Text shown >>

Struggling to Overcome Impossible Odds – Everyone cheers for a person who bravely soldiers on against difficult circumstances. Perhaps your client was seriously injured and has struggled to regain some semblance of his life. His efforts are heroic and worthy of the jury’s admiration.
Themes in cases are virtually endless and only confined by your imagination. All great literature, including the bible, strike various themes that describe why we and what we should do. Tap into these themes and use them to unify your argument.
Keeping Your Promises
As you move through your closing, it is important to link back to the themes and promises you made in your opening statement to show that you have fulfilled the obligations assumed in your opening statement. That is one of the reasons why you don’t want to promise anything in your opening statement that you can’t deliver on during the course of the trial.
Likewise, if your opponent has made promises and failed to fulfill them, you want to be able to point this out to the jury. That’s why you always want to keep good notes of your opponent’s opening and in some instances you may even want the court reporter to partially transcribe the opening to drive the point home so that it can be quoted verbatim from the official transcript of the court.
Provide a Clear Request for Action
At the end of your closing argument, you want to clearly request the jury to take particular action on behalf of your client. This request for action can be addressed as you move through your closing. However, I always have a strong ending in my closing requesting action on the part of the jury. Closing argument is similar to a pregame speech provided by a coach to his/her players. You want to motivate the jurors to take the action desired on behalf of the client.

Set of tasks >>
(a) Answer these questions from the text on closing arguments:
(i) What should you link back to as you move through your closing?
(ii) What should you always keep of your opponent's opening?
(iii) What does the writer compare a closing argument to?
(b) Carry on the text on closing arguments, picking up after its last sentence.

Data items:
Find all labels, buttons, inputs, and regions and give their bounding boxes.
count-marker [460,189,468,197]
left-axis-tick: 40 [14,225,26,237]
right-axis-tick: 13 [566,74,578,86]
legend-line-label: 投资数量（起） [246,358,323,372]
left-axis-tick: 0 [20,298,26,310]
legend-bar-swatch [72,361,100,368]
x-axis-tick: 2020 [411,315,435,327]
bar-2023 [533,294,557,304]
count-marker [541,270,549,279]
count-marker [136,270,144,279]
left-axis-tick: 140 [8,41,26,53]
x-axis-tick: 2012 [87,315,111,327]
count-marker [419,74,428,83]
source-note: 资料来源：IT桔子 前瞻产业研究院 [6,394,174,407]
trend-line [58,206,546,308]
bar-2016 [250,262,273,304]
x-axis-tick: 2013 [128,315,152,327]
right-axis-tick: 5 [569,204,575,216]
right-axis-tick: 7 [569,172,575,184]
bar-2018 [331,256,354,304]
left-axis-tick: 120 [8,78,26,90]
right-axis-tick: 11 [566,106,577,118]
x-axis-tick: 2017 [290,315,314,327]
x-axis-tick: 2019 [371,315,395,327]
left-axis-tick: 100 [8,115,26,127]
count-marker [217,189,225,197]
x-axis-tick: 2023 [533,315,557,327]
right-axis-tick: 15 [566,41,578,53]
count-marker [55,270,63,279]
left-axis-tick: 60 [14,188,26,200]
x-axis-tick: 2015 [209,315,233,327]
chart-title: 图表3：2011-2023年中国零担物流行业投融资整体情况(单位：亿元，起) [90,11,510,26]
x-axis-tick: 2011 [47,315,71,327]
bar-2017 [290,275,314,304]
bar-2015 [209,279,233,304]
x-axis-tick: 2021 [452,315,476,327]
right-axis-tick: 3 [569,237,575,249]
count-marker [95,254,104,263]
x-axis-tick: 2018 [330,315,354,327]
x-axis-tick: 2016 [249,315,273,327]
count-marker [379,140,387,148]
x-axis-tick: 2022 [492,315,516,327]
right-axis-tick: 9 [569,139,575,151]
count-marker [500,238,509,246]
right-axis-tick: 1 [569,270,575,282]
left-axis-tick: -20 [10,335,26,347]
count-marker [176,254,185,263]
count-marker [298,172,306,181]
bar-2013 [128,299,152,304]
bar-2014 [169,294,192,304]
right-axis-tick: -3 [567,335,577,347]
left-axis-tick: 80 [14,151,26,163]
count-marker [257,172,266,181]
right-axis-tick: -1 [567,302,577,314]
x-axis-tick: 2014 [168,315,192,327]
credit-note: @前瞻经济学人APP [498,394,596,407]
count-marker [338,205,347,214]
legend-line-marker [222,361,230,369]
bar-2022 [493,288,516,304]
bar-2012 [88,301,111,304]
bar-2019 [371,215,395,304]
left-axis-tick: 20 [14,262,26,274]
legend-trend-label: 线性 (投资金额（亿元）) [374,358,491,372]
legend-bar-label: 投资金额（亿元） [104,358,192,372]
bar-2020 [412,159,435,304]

Solved problems >>
(a)
(i) The themes and promises made in your opening statement.
(ii) Good notes.
(iii) A pregame speech given by a coach to his or her players.

(b)
If you can’t clearly request action on behalf of your client, how is the jury supposed to do so? Here, is an example of such a call to action:
Our client would rather have his life back than a $1,200,000 verdict. I suggest to you this is a seven-figure case. I’ll leave it to your discretion to go through and look at these damages and analyze the jury instructions. This case has been a heavy burden on our client. It’s been a heavy burden on the attorneys to work it up, as you’ve probably seen these last four days. But today we sit down and the job becomes yours. And we appreciate your time and your attention to the case and know that you’ll do justice for him.
How Can I Help You?
I remember seeing Kent Rowe Sr. of South Bend, Indiana give a fairly dramatic introduction to defense closing argument in a serious personal injury case. He looked at the jury and asked: “How can I help you?” He stood there a moment, paused, and once he had the eyes of all of the jurors he moved forward and did just that… helped the jurors. He answered questions about how they go about their job in looking through the evidence and applying the facts to the Court’s instructions. He showed them how to handle the form of verdicts. He posed and answered questions that were likely on the jury’s mind concerning the issues in the case. By opening in such a fashion he crawled into the jury box and truly helped them to fulfill their duty to the justice system.
That is what we are called to do every time we deliver a closing argument… Help the Jury reach the outcome we desire for our client.
“A jury verdict is the quotient of the prejudices of twelve people.” Kenneth Grubb, Attorney
Anything I missed? Juror Bias is a difficult problem that must be ferreted out by the trial attorney in almost every trial. Quite honestly, this can not be effectively done without the cooperation of the jury. I will often close my voir dire with a question such as this:
I have limited time to ask you questions. I learned long ago that I need your help to do the best job I can for my client. I may not have been smart enough to ask something which would have an impact, even a little on you coming into this with an open mind. Is there anything you would want me to know about your background that you are aware of that if you were in my client’s position here?
Is there anything you would want me to know about your opinions or philosophy that you are aware of that I have not asked about, that if you were my client, you would want me to know about?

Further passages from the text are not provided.